### Set task
Reproduce all of the data exactly.

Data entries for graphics
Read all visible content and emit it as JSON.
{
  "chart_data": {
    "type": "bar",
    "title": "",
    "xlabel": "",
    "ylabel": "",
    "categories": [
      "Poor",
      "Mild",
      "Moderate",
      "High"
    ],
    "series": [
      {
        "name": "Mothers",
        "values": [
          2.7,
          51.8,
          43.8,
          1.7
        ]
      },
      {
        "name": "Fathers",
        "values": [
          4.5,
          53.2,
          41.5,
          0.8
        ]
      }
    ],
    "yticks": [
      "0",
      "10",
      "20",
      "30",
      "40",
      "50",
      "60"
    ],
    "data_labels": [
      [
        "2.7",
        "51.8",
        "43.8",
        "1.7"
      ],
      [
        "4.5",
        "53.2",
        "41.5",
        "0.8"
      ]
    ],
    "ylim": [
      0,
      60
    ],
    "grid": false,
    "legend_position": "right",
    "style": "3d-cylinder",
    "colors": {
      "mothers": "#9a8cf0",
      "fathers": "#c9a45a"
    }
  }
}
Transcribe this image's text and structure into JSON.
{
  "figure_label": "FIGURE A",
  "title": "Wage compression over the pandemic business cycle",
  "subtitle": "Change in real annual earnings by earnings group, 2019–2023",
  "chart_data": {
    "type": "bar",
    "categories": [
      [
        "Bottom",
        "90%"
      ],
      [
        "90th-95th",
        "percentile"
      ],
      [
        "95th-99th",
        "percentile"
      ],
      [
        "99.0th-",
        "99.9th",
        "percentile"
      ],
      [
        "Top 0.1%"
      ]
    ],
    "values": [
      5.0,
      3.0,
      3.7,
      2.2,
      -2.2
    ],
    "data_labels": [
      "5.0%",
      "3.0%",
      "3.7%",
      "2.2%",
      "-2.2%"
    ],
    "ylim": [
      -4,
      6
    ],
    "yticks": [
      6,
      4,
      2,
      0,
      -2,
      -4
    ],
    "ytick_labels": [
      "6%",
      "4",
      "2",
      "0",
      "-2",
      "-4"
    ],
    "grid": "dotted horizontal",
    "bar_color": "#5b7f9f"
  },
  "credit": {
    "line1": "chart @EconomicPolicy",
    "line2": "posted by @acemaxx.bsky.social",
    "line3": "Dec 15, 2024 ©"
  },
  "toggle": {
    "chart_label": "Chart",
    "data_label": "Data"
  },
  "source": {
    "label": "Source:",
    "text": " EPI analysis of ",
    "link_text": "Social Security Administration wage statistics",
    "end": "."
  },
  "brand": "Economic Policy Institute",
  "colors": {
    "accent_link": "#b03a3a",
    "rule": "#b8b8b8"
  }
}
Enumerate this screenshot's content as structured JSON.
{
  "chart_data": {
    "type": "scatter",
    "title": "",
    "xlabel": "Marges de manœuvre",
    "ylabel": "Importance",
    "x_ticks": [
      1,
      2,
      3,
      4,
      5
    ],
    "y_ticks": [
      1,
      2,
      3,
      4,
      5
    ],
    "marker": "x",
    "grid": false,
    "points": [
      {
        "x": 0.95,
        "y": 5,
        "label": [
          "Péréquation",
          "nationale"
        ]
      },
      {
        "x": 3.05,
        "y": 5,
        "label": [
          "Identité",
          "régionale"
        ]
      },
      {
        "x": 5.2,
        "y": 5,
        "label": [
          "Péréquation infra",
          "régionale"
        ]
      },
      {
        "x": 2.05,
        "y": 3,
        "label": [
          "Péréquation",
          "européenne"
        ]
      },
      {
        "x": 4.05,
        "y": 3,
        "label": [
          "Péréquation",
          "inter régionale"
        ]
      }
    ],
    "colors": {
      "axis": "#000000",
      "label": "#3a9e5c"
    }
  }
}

### Task solution
Read all visible content and emit it as JSON.
{
  "chart_data": {
    "type": "bar",
    "title": "",
    "xlabel": "",
    "ylabel": "",
    "categories": [
      "Poor",
      "Mild",
      "Moderate",
      "High"
    ],
    "series": [
      {
        "name": "Mothers",
        "values": [
          2.7,
          51.8,
          43.8,
          1.7
        ]
      },
      {
        "name": "Fathers",
        "values": [
          4.5,
          53.2,
          41.5,
          0.8
        ]
      }
    ],
    "yticks": [
      "0",
      "10",
      "20",
      "30",
      "40",
      "50",
      "60"
    ],
    "data_labels": [
      [
        "2.7",
        "51.8",
        "43.8",
        "1.7"
      ],
      [
        "4.5",
        "53.2",
        "41.5",
        "0.8"
      ]
    ],
    "ylim": [
      0,
      60
    ],
    "grid": false,
    "legend_position": "right",
    "style": "3d-cylinder",
    "colors": {
      "mothers": "#9a8cf0",
      "fathers": "#c9a45a"
    }
  }
}
Transcribe this image's text and structure into JSON.
{
  "figure_label": "FIGURE A",
  "title": "Wage compression over the pandemic business cycle",
  "subtitle": "Change in real annual earnings by earnings group, 2019–2023",
  "chart_data": {
    "type": "bar",
    "categories": [
      [
        "Bottom",
        "90%"
      ],
      [
        "90th-95th",
        "percentile"
      ],
      [
        "95th-99th",
        "percentile"
      ],
      [
        "99.0th-",
        "99.9th",
        "percentile"
      ],
      [
        "Top 0.1%"
      ]
    ],
    "values": [
      5.0,
      3.0,
      3.7,
      2.2,
      -2.2
    ],
    "data_labels": [
      "5.0%",
      "3.0%",
      "3.7%",
      "2.2%",
      "-2.2%"
    ],
    "ylim": [
      -4,
      6
    ],
    "yticks": [
      6,
      4,
      2,
      0,
      -2,
      -4
    ],
    "ytick_labels": [
      "6%",
      "4",
      "2",
      "0",
      "-2",
      "-4"
    ],
    "grid": "dotted horizontal",
    "bar_color": "#5b7f9f"
  },
  "credit": {
    "line1": "chart @EconomicPolicy",
    "line2": "posted by @acemaxx.bsky.social",
    "line3": "Dec 15, 2024 ©"
  },
  "toggle": {
    "chart_label": "Chart",
    "data_label": "Data"
  },
  "source": {
    "label": "Source:",
    "text": " EPI analysis of ",
    "link_text": "Social Security Administration wage statistics",
    "end": "."
  },
  "brand": "Economic Policy Institute",
  "colors": {
    "accent_link": "#b03a3a",
    "rule": "#b8b8b8"
  }
}
Enumerate this screenshot's content as structured JSON.
{
  "chart_data": {
    "type": "scatter",
    "title": "",
    "xlabel": "Marges de manœuvre",
    "ylabel": "Importance",
    "x_ticks": [
      1,
      2,
      3,
      4,
      5
    ],
    "y_ticks": [
      1,
      2,
      3,
      4,
      5
    ],
    "marker": "x",
    "grid": false,
    "points": [
      {
        "x": 0.95,
        "y": 5,
        "label": [
          "Péréquation",
          "nationale"
        ]
      },
      {
        "x": 3.05,
        "y": 5,
        "label": [
          "Identité",
          "régionale"
        ]
      },
      {
        "x": 5.2,
        "y": 5,
        "label": [
          "Péréquation infra",
          "régionale"
        ]
      },
      {
        "x": 2.05,
        "y": 3,
        "label": [
          "Péréquation",
          "européenne"
        ]
      },
      {
        "x": 4.05,
        "y": 3,
        "label": [
          "Péréquation",
          "inter régionale"
        ]
      }
    ],
    "colors": {
      "axis": "#000000",
      "label": "#3a9e5c"
    }
  }
}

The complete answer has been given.